→ Data lines:
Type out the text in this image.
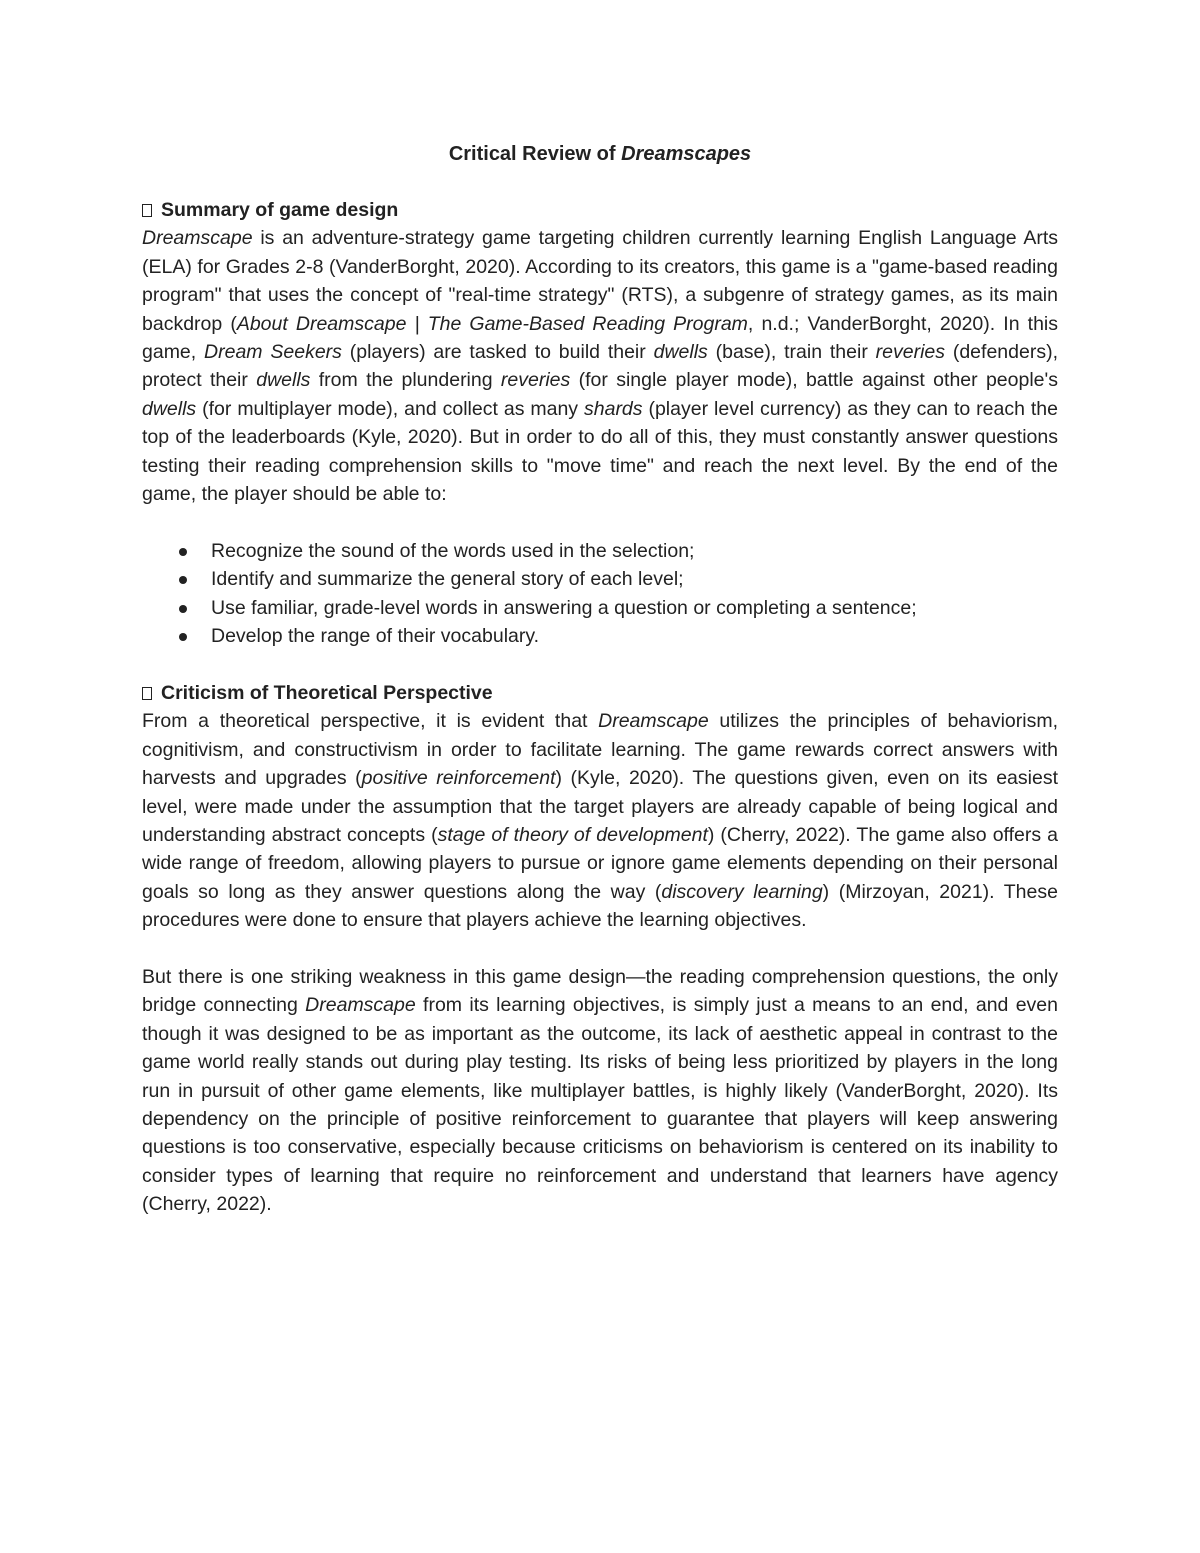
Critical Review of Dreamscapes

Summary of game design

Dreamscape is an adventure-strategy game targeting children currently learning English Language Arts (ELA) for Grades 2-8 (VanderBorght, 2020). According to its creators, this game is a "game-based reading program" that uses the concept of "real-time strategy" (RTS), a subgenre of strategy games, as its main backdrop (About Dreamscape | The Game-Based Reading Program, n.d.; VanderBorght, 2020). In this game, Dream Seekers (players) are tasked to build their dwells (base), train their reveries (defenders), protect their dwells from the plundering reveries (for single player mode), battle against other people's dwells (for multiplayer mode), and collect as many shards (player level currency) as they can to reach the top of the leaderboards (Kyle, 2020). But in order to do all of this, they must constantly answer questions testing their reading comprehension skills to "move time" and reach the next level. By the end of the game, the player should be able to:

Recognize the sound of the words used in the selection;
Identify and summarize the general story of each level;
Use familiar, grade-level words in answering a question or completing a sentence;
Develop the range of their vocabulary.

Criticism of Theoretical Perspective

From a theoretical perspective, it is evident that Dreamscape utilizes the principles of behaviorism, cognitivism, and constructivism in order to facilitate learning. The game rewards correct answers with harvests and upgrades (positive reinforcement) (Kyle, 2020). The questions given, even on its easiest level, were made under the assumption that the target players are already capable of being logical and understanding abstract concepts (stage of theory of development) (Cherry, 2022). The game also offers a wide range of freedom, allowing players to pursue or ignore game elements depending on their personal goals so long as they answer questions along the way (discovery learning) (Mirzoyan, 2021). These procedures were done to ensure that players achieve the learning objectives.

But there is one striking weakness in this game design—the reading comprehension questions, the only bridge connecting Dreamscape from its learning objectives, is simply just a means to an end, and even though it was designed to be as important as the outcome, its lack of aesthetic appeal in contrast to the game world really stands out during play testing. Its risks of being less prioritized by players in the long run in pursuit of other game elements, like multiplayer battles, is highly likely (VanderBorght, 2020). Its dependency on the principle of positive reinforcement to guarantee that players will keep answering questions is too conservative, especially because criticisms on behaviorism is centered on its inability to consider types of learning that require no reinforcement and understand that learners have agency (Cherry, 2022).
--
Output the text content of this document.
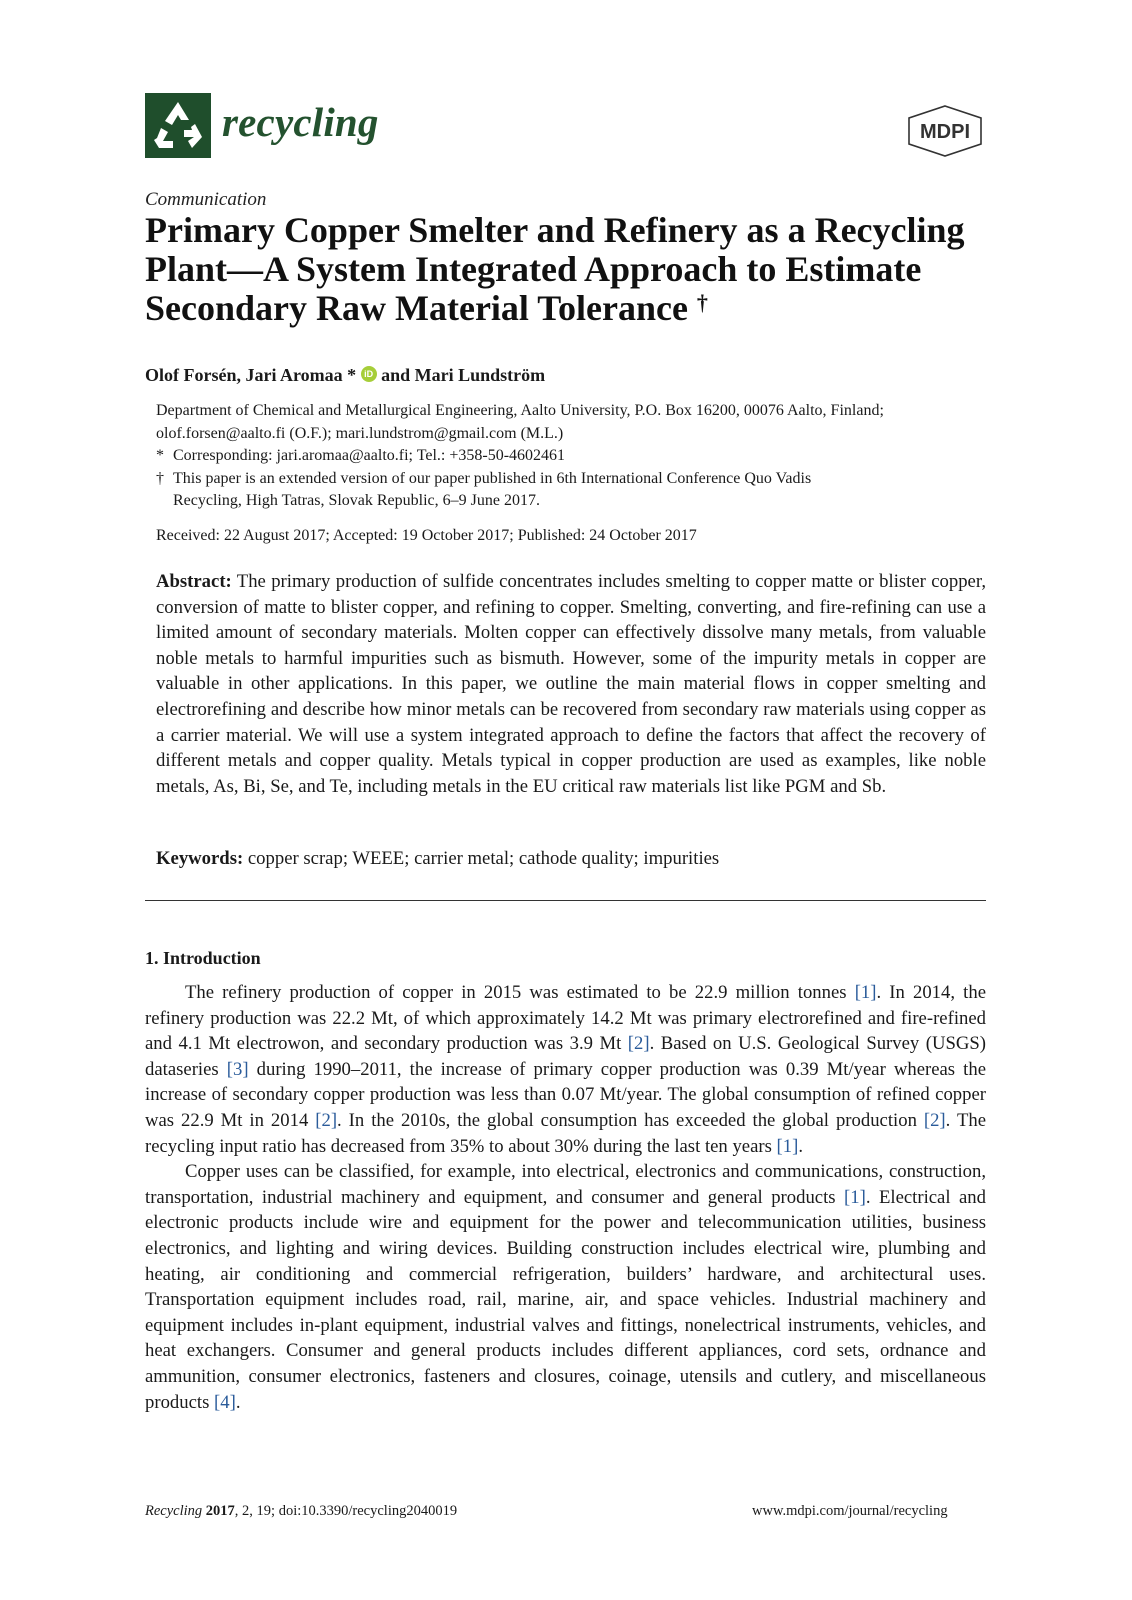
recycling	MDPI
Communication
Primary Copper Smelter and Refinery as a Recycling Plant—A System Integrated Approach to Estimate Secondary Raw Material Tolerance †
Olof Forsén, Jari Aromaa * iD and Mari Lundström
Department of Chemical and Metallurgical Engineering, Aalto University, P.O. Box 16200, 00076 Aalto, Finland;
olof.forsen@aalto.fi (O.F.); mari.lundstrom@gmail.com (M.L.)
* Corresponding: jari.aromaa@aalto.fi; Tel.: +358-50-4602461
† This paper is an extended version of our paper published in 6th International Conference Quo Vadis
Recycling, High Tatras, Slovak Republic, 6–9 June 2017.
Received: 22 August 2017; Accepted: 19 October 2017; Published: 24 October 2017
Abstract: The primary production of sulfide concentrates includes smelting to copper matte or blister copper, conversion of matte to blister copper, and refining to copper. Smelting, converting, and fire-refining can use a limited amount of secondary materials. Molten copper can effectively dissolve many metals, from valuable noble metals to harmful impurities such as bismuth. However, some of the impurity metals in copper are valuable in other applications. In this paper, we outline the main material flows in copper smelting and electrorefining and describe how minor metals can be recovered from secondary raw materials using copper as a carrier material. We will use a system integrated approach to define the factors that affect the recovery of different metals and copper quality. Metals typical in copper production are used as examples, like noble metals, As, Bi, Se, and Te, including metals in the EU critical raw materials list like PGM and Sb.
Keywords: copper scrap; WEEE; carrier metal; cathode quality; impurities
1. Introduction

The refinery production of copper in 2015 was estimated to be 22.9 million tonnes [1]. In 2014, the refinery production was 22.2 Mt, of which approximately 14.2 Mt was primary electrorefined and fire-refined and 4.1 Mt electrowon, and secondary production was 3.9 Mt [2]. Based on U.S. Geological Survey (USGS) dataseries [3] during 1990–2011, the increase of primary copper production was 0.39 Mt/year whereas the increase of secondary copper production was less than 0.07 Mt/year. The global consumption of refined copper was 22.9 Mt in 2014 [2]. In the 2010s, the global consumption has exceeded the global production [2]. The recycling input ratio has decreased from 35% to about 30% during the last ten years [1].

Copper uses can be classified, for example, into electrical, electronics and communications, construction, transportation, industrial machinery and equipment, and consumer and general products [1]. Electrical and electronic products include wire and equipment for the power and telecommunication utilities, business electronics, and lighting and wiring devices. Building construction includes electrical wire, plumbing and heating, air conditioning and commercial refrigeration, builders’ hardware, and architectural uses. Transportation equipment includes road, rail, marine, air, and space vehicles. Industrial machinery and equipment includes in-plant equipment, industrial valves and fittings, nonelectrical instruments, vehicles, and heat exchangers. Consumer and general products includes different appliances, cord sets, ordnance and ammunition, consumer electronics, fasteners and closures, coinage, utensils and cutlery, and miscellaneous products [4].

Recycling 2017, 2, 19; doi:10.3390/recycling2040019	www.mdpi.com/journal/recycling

→ Prompt: Identify the lines above that contain the word "reading", then copy them.

→ Full solution:
Dreamscape is an adventure-strategy game targeting children currently learning English Language Arts (ELA) for Grades 2-8 (VanderBorght, 2020). According to its creators, this game is a "game-based reading program" that uses the concept of "real-time strategy" (RTS), a subgenre of strategy games, as its main backdrop (About Dreamscape | The Game-Based Reading Program, n.d.; VanderBorght, 2020). In this game, Dream Seekers (players) are tasked to build their dwells (base), train their reveries (defenders), protect their dwells from the plundering reveries (for single player mode), battle against other people's dwells (for multiplayer mode), and collect as many shards (player level currency) as they can to reach the top of the leaderboards (Kyle, 2020). But in order to do all of this, they must constantly answer questions testing their reading comprehension skills to "move time" and reach the next level. By the end of the game, the player should be able to:
But there is one striking weakness in this game design—the reading comprehension questions, the only bridge connecting Dreamscape from its learning objectives, is simply just a means to an end, and even though it was designed to be as important as the outcome, its lack of aesthetic appeal in contrast to the game world really stands out during play testing. Its risks of being less prioritized by players in the long run in pursuit of other game elements, like multiplayer battles, is highly likely (VanderBorght, 2020). Its dependency on the principle of positive reinforcement to guarantee that players will keep answering questions is too conservative, especially because criticisms on behaviorism is centered on its inability to consider types of learning that require no reinforcement and understand that learners have agency (Cherry, 2022).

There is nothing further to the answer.